··· RECORDED DATA

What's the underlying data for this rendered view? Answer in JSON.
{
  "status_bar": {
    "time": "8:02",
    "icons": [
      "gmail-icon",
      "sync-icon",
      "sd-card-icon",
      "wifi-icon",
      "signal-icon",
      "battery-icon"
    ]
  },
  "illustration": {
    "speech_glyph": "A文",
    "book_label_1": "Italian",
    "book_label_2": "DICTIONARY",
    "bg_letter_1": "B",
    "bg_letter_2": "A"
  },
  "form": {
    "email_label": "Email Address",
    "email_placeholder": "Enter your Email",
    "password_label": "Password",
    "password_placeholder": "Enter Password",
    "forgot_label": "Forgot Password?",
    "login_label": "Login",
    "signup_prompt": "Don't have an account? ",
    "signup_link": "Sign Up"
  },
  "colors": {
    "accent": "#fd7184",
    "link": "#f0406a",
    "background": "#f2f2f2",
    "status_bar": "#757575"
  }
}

······

> JOB:
Copy the data above in full, character for character.

> THE RESPONSE:
What's the underlying data for this rendered view? Answer in JSON.
{
  "status_bar": {
    "time": "8:02",
    "icons": [
      "gmail-icon",
      "sync-icon",
      "sd-card-icon",
      "wifi-icon",
      "signal-icon",
      "battery-icon"
    ]
  },
  "illustration": {
    "speech_glyph": "A文",
    "book_label_1": "Italian",
    "book_label_2": "DICTIONARY",
    "bg_letter_1": "B",
    "bg_letter_2": "A"
  },
  "form": {
    "email_label": "Email Address",
    "email_placeholder": "Enter your Email",
    "password_label": "Password",
    "password_placeholder": "Enter Password",
    "forgot_label": "Forgot Password?",
    "login_label": "Login",
    "signup_prompt": "Don't have an account? ",
    "signup_link": "Sign Up"
  },
  "colors": {
    "accent": "#fd7184",
    "link": "#f0406a",
    "background": "#f2f2f2",
    "status_bar": "#757575"
  }
}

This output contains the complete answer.